Task instructions
Show each line that has the string "title" in it.

- - - -

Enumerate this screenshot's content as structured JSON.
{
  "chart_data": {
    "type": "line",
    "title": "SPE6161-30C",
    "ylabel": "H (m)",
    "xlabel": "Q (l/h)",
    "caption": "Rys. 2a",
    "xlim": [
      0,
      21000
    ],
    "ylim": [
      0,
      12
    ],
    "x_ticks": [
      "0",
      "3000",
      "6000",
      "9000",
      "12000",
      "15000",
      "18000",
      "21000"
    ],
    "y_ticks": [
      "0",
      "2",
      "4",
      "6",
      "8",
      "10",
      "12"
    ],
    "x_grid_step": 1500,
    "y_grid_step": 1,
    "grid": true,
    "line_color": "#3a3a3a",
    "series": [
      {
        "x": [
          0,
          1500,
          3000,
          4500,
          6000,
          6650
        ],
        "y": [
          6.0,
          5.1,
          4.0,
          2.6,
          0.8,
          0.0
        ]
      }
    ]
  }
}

- - - -

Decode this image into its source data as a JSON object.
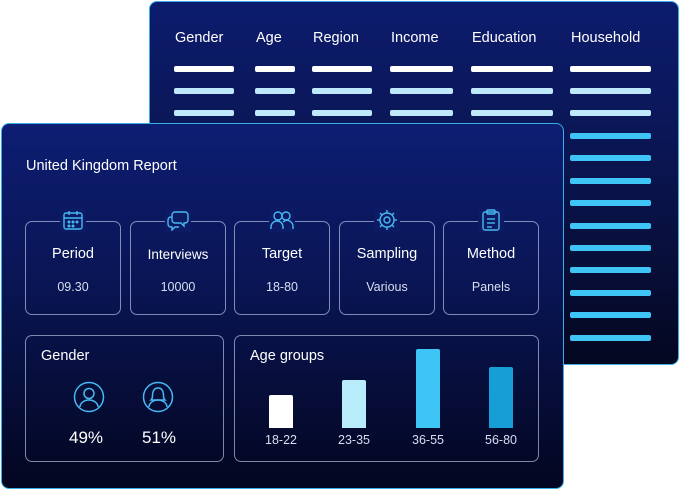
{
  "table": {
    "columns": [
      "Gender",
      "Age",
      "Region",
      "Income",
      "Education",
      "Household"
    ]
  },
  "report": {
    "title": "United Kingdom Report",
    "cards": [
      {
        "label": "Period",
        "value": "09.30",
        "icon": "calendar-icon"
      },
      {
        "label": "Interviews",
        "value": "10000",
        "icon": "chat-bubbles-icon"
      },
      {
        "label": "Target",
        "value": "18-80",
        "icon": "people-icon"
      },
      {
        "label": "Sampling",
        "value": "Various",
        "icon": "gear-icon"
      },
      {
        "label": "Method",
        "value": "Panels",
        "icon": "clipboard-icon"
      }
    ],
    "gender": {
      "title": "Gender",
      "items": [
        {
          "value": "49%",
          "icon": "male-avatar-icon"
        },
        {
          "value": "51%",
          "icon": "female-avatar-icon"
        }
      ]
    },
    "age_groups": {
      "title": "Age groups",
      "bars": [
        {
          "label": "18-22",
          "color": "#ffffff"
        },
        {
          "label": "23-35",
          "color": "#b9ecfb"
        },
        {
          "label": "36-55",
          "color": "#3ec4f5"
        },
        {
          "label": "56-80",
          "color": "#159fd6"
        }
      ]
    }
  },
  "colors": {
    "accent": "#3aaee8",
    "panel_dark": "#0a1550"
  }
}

- - - -

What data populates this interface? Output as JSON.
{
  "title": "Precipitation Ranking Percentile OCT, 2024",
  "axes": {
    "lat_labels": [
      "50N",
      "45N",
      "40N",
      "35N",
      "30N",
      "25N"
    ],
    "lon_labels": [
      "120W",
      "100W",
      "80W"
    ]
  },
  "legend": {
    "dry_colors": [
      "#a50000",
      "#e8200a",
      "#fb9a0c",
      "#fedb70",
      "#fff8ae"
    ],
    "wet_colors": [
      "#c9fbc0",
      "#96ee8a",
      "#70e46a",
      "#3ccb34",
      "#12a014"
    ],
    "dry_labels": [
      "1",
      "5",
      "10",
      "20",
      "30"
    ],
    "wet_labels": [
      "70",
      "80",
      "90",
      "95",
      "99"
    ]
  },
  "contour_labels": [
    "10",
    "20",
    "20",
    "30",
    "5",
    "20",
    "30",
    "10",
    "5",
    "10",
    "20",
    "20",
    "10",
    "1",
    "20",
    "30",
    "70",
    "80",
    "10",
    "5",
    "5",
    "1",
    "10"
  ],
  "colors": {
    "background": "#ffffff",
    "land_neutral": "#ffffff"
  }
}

- - - -

Task result
    "title": "SPE6161-30C",
    "title": "United Kingdom Report",
      "title": "Gender",
      "title": "Age groups",
  "title": "Precipitation Ranking Percentile OCT, 2024",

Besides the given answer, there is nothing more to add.